# Calvin on Conscience



## CharlieJ (Feb 1, 2012)

I'm looking for source material in Calvin on the role of conscience. I found a section in Institutes 3.19, but I was wondering if there are other sections, or materials not in Institutes.


----------



## CharlieJ (Feb 2, 2012)

Bump. Seriously, someone on this board must know something about this.


----------



## moral necessity (Feb 2, 2012)

I had a response, Charlie, but wasn't sure if you meant the "role or job that the conscience performs within a person", or something more like Calvin's thougths on the conscience in regard to justification, or doing things his faith might allow but someone else's faith will not allow. I was going to reference his Tracts and Letters regarding the conscience in justification. It contained some great quotes. So, can you clarify for me what you were addressing by "role of the conscience."

Blessings!


----------



## CharlieJ (Feb 2, 2012)

Right. I do need to clarify. Any would be appreciated, but especially things on 1) how conscience works and/or 2) the effect of justification on conscience.


----------



## moral necessity (Feb 2, 2012)

With regard to #2, his Tracts and Letters Volume 3 is superb, as he is responding to the Council of Trent there, as well as to some other matters. Don't know if you have these works available, but I can provide some specifics later (as to page #'s and quotes) when I have them in front of me, if it would be helpful.

Blessings!


----------



## CharlieJ (Feb 2, 2012)

Sure, Charles. That would be great. I'm actually working with a Catholic theology student who is studying Calvin on this theme ... while teaching me French.


----------



## moral necessity (Feb 3, 2012)

"There is the other evil, the correction of which is not less necessary. The laws which the tyrants recommend under the name of the Church they term Spiritual, as being destined to rule the conscience. An appendage to this evil is the superstition which I mentioned, viz., their pretence that the observance of them pertains to the worship of God. But God claims spiritual government for himself alone, and for his word, that conscience untouched by man may learn to look only to his word. 'There is one Lawgiver,' says James, (James iv.12,) 'who is able to save and to destroy.' And Paul strictly admonishes us, who have been set free by the benefit of Christ, not to enslave ourselves to men. (I Cor. vii.23.) In another place he rebukes the Colossians for being subject to decrees. (Col. ii.20.) What do our mediators say? Without any mention of redress, they simply lay us under the necessity of obeying as heretofore. But whatever is given to men is so much abstracted from the authority of God. Have done then with that prevaricating obedience which breaks the bridle of God in order to strangle us with the chords of men!" - _Tracts and Letters_, Vol.3, p.270 (from: _The True Method of Giving Peace, and Reforming the Church_)

> **INFORMATION SUPPLIED**

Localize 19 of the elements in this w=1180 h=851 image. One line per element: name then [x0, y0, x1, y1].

...

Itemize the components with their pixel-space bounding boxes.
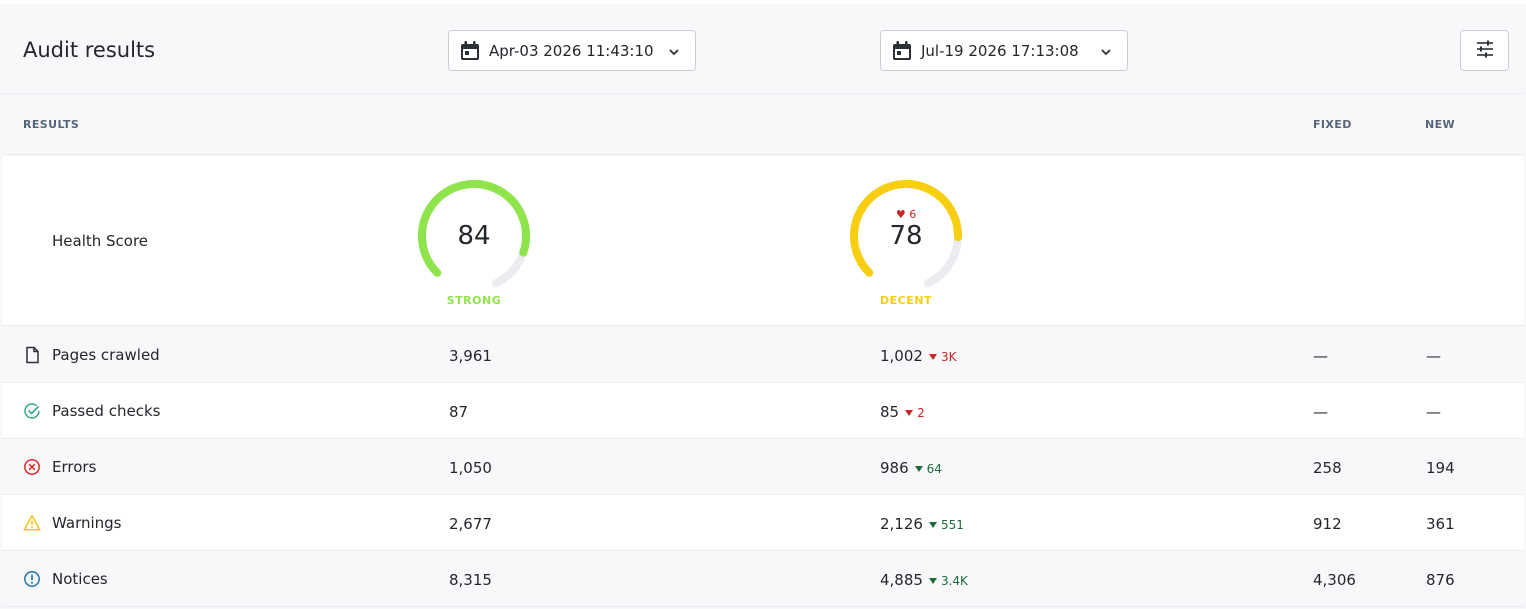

> **WHAT THIS TASK INVOLVES**
Decide whether each statement below agrees with the forum thread on Calvin and conscience, answering yes or no and quoting the words of the thread that decide it. 1. CharlieJ had already found a section on conscience in Institutes 3.19. 2. According to moral necessity, Calvin's Tracts and Letters Volume 3 responds to the Council of Trent. 3. The quoted passage says God claims spiritual government for himself and for the Church.

> **RESULT FOR THIS EXERCISE**
1. Yes: "I found a section in Institutes 3.19"
2. Yes: "as he is responding to the Council of Trent there"
3. No: "But God claims spiritual government for himself alone, and for his word"